Task material =
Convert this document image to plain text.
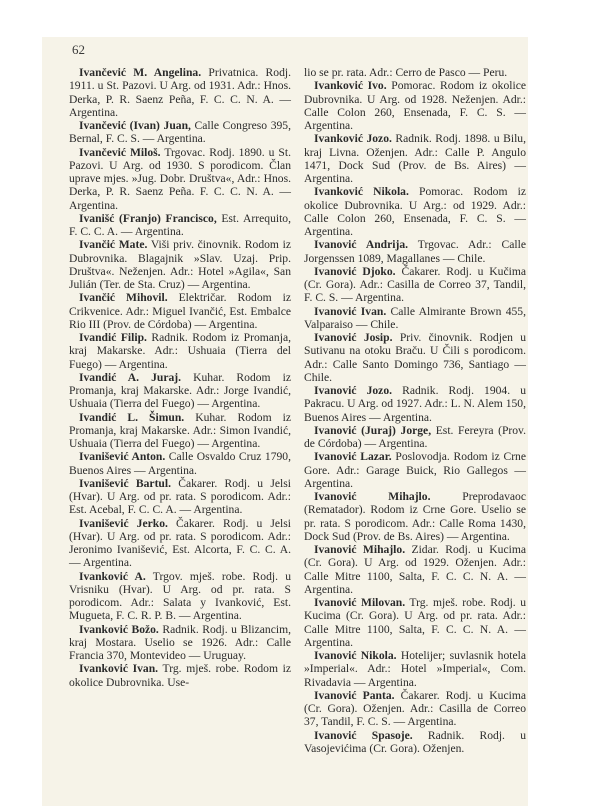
62

Ivančević M. Angelina. Privatnica. Rodj. 1911. u St. Pazovi. U Arg. od 1931. Adr.: Hnos. Derka, P. R. Saenz Peña, F. C. C. N. A. — Argentina.

Ivančević (Ivan) Juan, Calle Congreso 395, Bernal, F. C. S. — Argentina.

Ivančević Miloš. Trgovac. Rodj. 1890. u St. Pazovi. U Arg. od 1930. S porodicom. Član uprave mjes. »Jug. Dobr. Društva«, Adr.: Hnos. Derka, P. R. Saenz Peña. F. C. C. N. A. — Argentina.

Ivanišć (Franjo) Francisco, Est. Arrequito, F. C. C. A. — Argentina.

Ivančić Mate. Viši priv. činovnik. Rodom iz Dubrovnika. Blagajnik »Slav. Uzaj. Prip. Društva«. Neženjen. Adr.: Hotel »Agila«, San Julián (Ter. de Sta. Cruz) — Argentina.

Ivančić Mihovil. Električar. Rodom iz Crikvenice. Adr.: Miguel Ivančić, Est. Embalce Rio III (Prov. de Córdoba) — Argentina.

Ivandić Filip. Radnik. Rodom iz Promanja, kraj Makarske. Adr.: Ushuaia (Tierra del Fuego) — Argentina.

Ivandić A. Juraj. Kuhar. Rodom iz Promanja, kraj Makarske. Adr.: Jorge Ivandić, Ushuaia (Tierra del Fuego) — Argentina.

Ivandić L. Šimun. Kuhar. Rodom iz Promanja, kraj Makarske. Adr.: Simon Ivandić, Ushuaia (Tierra del Fuego) — Argentina.

Ivanišević Anton. Calle Osvaldo Cruz 1790, Buenos Aires — Argentina.

Ivanišević Bartul. Čakarer. Rodj. u Jelsi (Hvar). U Arg. od pr. rata. S porodicom. Adr.: Est. Acebal, F. C. C. A. — Argentina.

Ivanišević Jerko. Čakarer. Rodj. u Jelsi (Hvar). U Arg. od pr. rata. S porodicom. Adr.: Jeronimo Ivanišević, Est. Alcorta, F. C. C. A. — Argentina.

Ivanković A. Trgov. mješ. robe. Rodj. u Vrisniku (Hvar). U Arg. od pr. rata. S porodicom. Adr.: Salata y Ivanković, Est. Mugueta, F. C. R. P. B. — Argentina.

Ivanković Božo. Radnik. Rodj. u Blizancim, kraj Mostara. Uselio se 1926. Adr.: Calle Francia 370, Montevideo — Uruguay.

Ivanković Ivan. Trg. mješ. robe. Rodom iz okolice Dubrovnika. Use-

lio se pr. rata. Adr.: Cerro de Pasco — Peru.

Ivanković Ivo. Pomorac. Rodom iz okolice Dubrovnika. U Arg. od 1928. Neženjen. Adr.: Calle Colon 260, Ensenada, F. C. S. — Argentina.

Ivanković Jozo. Radnik. Rodj. 1898. u Bilu, kraj Livna. Oženjen. Adr.: Calle P. Angulo 1471, Dock Sud (Prov. de Bs. Aires) — Argentina.

Ivanković Nikola. Pomorac. Rodom iz okolice Dubrovnika. U Arg.: od 1929. Adr.: Calle Colon 260, Ensenada, F. C. S. — Argentina.

Ivanović Andrija. Trgovac. Adr.: Calle Jorgenssen 1089, Magallanes — Chile.

Ivanović Djoko. Čakarer. Rodj. u Kučima (Cr. Gora). Adr.: Casilla de Correo 37, Tandil, F. C. S. — Argentina.

Ivanović Ivan. Calle Almirante Brown 455, Valparaiso — Chile.

Ivanović Josip. Priv. činovnik. Rodjen u Sutivanu na otoku Braču. U Čili s porodicom. Adr.: Calle Santo Domingo 736, Santiago — Chile.

Ivanović Jozo. Radnik. Rodj. 1904. u Pakracu. U Arg. od 1927. Adr.: L. N. Alem 150, Buenos Aires — Argentina.

Ivanović (Juraj) Jorge, Est. Fereyra (Prov. de Córdoba) — Argentina.

Ivanović Lazar. Poslovodja. Rodom iz Crne Gore. Adr.: Garage Buick, Rio Gallegos — Argentina.

Ivanović Mihajlo. Preprodavaoc (Rematador). Rodom iz Crne Gore. Uselio se pr. rata. S porodicom. Adr.: Calle Roma 1430, Dock Sud (Prov. de Bs. Aires) — Argentina.

Ivanović Mihajlo. Zidar. Rodj. u Kucima (Cr. Gora). U Arg. od 1929. Oženjen. Adr.: Calle Mitre 1100, Salta, F. C. C. N. A. — Argentina.

Ivanović Milovan. Trg. mješ. robe. Rodj. u Kucima (Cr. Gora). U Arg. od pr. rata. Adr.: Calle Mitre 1100, Salta, F. C. C. N. A. — Argentina.

Ivanović Nikola. Hotelijer; suvlasnik hotela »Imperial«. Adr.: Hotel »Imperial«, Com. Rivadavia — Argentina.

Ivanović Panta. Čakarer. Rodj. u Kucima (Cr. Gora). Oženjen. Adr.: Casilla de Correo 37, Tandil, F. C. S. — Argentina.

Ivanović Spasoje. Radnik. Rodj. u Vasojevićima (Cr. Gora). Oženjen.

Exercise goal =
Leave the pictures out, and transcribe each of the records exactly.

Finished answer =
Convert this document image to plain text.
62

Ivančević M. Angelina. Privatnica. Rodj. 1911. u St. Pazovi. U Arg. od 1931. Adr.: Hnos. Derka, P. R. Saenz Peña, F. C. C. N. A. — Argentina.

Ivančević (Ivan) Juan, Calle Congreso 395, Bernal, F. C. S. — Argentina.

Ivančević Miloš. Trgovac. Rodj. 1890. u St. Pazovi. U Arg. od 1930. S porodicom. Član uprave mjes. »Jug. Dobr. Društva«, Adr.: Hnos. Derka, P. R. Saenz Peña. F. C. C. N. A. — Argentina.

Ivanišć (Franjo) Francisco, Est. Arrequito, F. C. C. A. — Argentina.

Ivančić Mate. Viši priv. činovnik. Rodom iz Dubrovnika. Blagajnik »Slav. Uzaj. Prip. Društva«. Neženjen. Adr.: Hotel »Agila«, San Julián (Ter. de Sta. Cruz) — Argentina.

Ivančić Mihovil. Električar. Rodom iz Crikvenice. Adr.: Miguel Ivančić, Est. Embalce Rio III (Prov. de Córdoba) — Argentina.

Ivandić Filip. Radnik. Rodom iz Promanja, kraj Makarske. Adr.: Ushuaia (Tierra del Fuego) — Argentina.

Ivandić A. Juraj. Kuhar. Rodom iz Promanja, kraj Makarske. Adr.: Jorge Ivandić, Ushuaia (Tierra del Fuego) — Argentina.

Ivandić L. Šimun. Kuhar. Rodom iz Promanja, kraj Makarske. Adr.: Simon Ivandić, Ushuaia (Tierra del Fuego) — Argentina.

Ivanišević Anton. Calle Osvaldo Cruz 1790, Buenos Aires — Argentina.

Ivanišević Bartul. Čakarer. Rodj. u Jelsi (Hvar). U Arg. od pr. rata. S porodicom. Adr.: Est. Acebal, F. C. C. A. — Argentina.

Ivanišević Jerko. Čakarer. Rodj. u Jelsi (Hvar). U Arg. od pr. rata. S porodicom. Adr.: Jeronimo Ivanišević, Est. Alcorta, F. C. C. A. — Argentina.

Ivanković A. Trgov. mješ. robe. Rodj. u Vrisniku (Hvar). U Arg. od pr. rata. S porodicom. Adr.: Salata y Ivanković, Est. Mugueta, F. C. R. P. B. — Argentina.

Ivanković Božo. Radnik. Rodj. u Blizancim, kraj Mostara. Uselio se 1926. Adr.: Calle Francia 370, Montevideo — Uruguay.

Ivanković Ivan. Trg. mješ. robe. Rodom iz okolice Dubrovnika. Use-

lio se pr. rata. Adr.: Cerro de Pasco — Peru.

Ivanković Ivo. Pomorac. Rodom iz okolice Dubrovnika. U Arg. od 1928. Neženjen. Adr.: Calle Colon 260, Ensenada, F. C. S. — Argentina.

Ivanković Jozo. Radnik. Rodj. 1898. u Bilu, kraj Livna. Oženjen. Adr.: Calle P. Angulo 1471, Dock Sud (Prov. de Bs. Aires) — Argentina.

Ivanković Nikola. Pomorac. Rodom iz okolice Dubrovnika. U Arg.: od 1929. Adr.: Calle Colon 260, Ensenada, F. C. S. — Argentina.

Ivanović Andrija. Trgovac. Adr.: Calle Jorgenssen 1089, Magallanes — Chile.

Ivanović Djoko. Čakarer. Rodj. u Kučima (Cr. Gora). Adr.: Casilla de Correo 37, Tandil, F. C. S. — Argentina.

Ivanović Ivan. Calle Almirante Brown 455, Valparaiso — Chile.

Ivanović Josip. Priv. činovnik. Rodjen u Sutivanu na otoku Braču. U Čili s porodicom. Adr.: Calle Santo Domingo 736, Santiago — Chile.

Ivanović Jozo. Radnik. Rodj. 1904. u Pakracu. U Arg. od 1927. Adr.: L. N. Alem 150, Buenos Aires — Argentina.

Ivanović (Juraj) Jorge, Est. Fereyra (Prov. de Córdoba) — Argentina.

Ivanović Lazar. Poslovodja. Rodom iz Crne Gore. Adr.: Garage Buick, Rio Gallegos — Argentina.

Ivanović Mihajlo. Preprodavaoc (Rematador). Rodom iz Crne Gore. Uselio se pr. rata. S porodicom. Adr.: Calle Roma 1430, Dock Sud (Prov. de Bs. Aires) — Argentina.

Ivanović Mihajlo. Zidar. Rodj. u Kucima (Cr. Gora). U Arg. od 1929. Oženjen. Adr.: Calle Mitre 1100, Salta, F. C. C. N. A. — Argentina.

Ivanović Milovan. Trg. mješ. robe. Rodj. u Kucima (Cr. Gora). U Arg. od pr. rata. Adr.: Calle Mitre 1100, Salta, F. C. C. N. A. — Argentina.

Ivanović Nikola. Hotelijer; suvlasnik hotela »Imperial«. Adr.: Hotel »Imperial«, Com. Rivadavia — Argentina.

Ivanović Panta. Čakarer. Rodj. u Kucima (Cr. Gora). Oženjen. Adr.: Casilla de Correo 37, Tandil, F. C. S. — Argentina.

Ivanović Spasoje. Radnik. Rodj. u Vasojevićima (Cr. Gora). Oženjen.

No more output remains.